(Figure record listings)
▶

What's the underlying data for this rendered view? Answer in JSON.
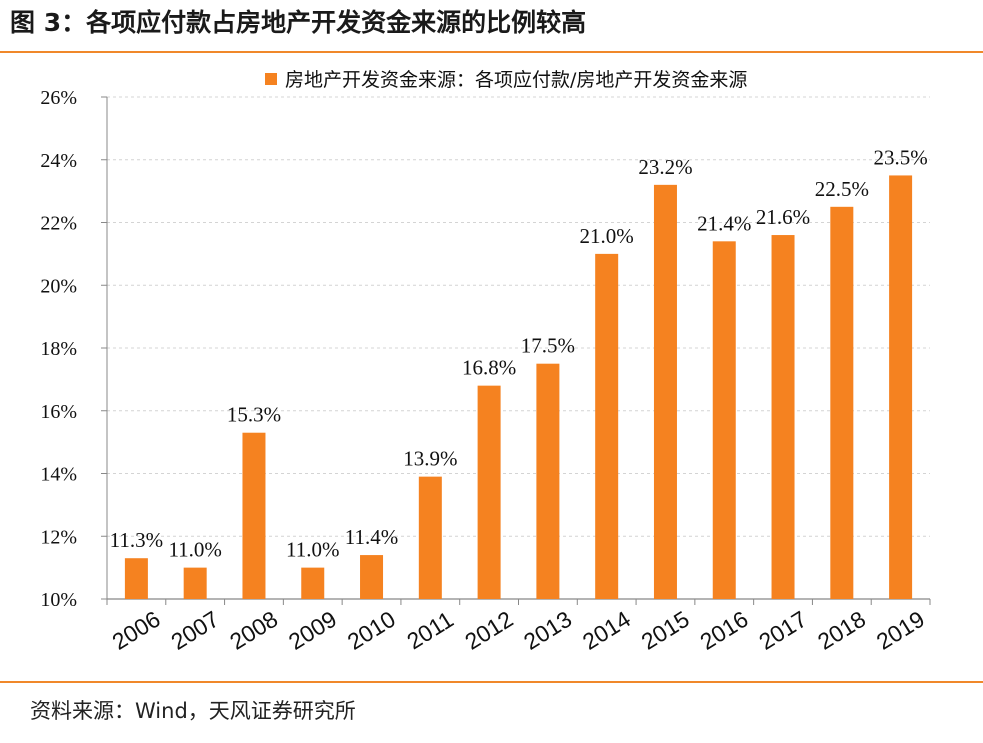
{
  "figure": {
    "title": "图 3：各项应付款占房地产开发资金来源的比例较高",
    "source": "资料来源：Wind，天风证券研究所"
  },
  "colors": {
    "bar": "#f58220",
    "rule": "#f0882a",
    "grid": "#d4d4d4",
    "axis": "#888888"
  },
  "chart_data": {
    "type": "bar",
    "categories": [
      "2006",
      "2007",
      "2008",
      "2009",
      "2010",
      "2011",
      "2012",
      "2013",
      "2014",
      "2015",
      "2016",
      "2017",
      "2018",
      "2019"
    ],
    "series": [
      {
        "name": "房地产开发资金来源：各项应付款/房地产开发资金来源",
        "values": [
          11.3,
          11.0,
          15.3,
          11.0,
          11.4,
          13.9,
          16.8,
          17.5,
          21.0,
          23.2,
          21.4,
          21.6,
          22.5,
          23.5
        ],
        "labels": [
          "11.3%",
          "11.0%",
          "15.3%",
          "11.0%",
          "11.4%",
          "13.9%",
          "16.8%",
          "17.5%",
          "21.0%",
          "23.2%",
          "21.4%",
          "21.6%",
          "22.5%",
          "23.5%"
        ]
      }
    ],
    "ylim": [
      10,
      26
    ],
    "yticks": [
      10,
      12,
      14,
      16,
      18,
      20,
      22,
      24,
      26
    ],
    "ytick_labels": [
      "10%",
      "12%",
      "14%",
      "16%",
      "18%",
      "20%",
      "22%",
      "24%",
      "26%"
    ],
    "grid": true,
    "legend": "top",
    "xlabel": "",
    "ylabel": ""
  }
}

◀

| Task objective |
Write the records out again in full, exactly, and skip every picture.

| Response to this task |
What's the underlying data for this rendered view? Answer in JSON.
{
  "figure": {
    "title": "图 3：各项应付款占房地产开发资金来源的比例较高",
    "source": "资料来源：Wind，天风证券研究所"
  },
  "colors": {
    "bar": "#f58220",
    "rule": "#f0882a",
    "grid": "#d4d4d4",
    "axis": "#888888"
  },
  "chart_data": {
    "type": "bar",
    "categories": [
      "2006",
      "2007",
      "2008",
      "2009",
      "2010",
      "2011",
      "2012",
      "2013",
      "2014",
      "2015",
      "2016",
      "2017",
      "2018",
      "2019"
    ],
    "series": [
      {
        "name": "房地产开发资金来源：各项应付款/房地产开发资金来源",
        "values": [
          11.3,
          11.0,
          15.3,
          11.0,
          11.4,
          13.9,
          16.8,
          17.5,
          21.0,
          23.2,
          21.4,
          21.6,
          22.5,
          23.5
        ],
        "labels": [
          "11.3%",
          "11.0%",
          "15.3%",
          "11.0%",
          "11.4%",
          "13.9%",
          "16.8%",
          "17.5%",
          "21.0%",
          "23.2%",
          "21.4%",
          "21.6%",
          "22.5%",
          "23.5%"
        ]
      }
    ],
    "ylim": [
      10,
      26
    ],
    "yticks": [
      10,
      12,
      14,
      16,
      18,
      20,
      22,
      24,
      26
    ],
    "ytick_labels": [
      "10%",
      "12%",
      "14%",
      "16%",
      "18%",
      "20%",
      "22%",
      "24%",
      "26%"
    ],
    "grid": true,
    "legend": "top",
    "xlabel": "",
    "ylabel": ""
  }
}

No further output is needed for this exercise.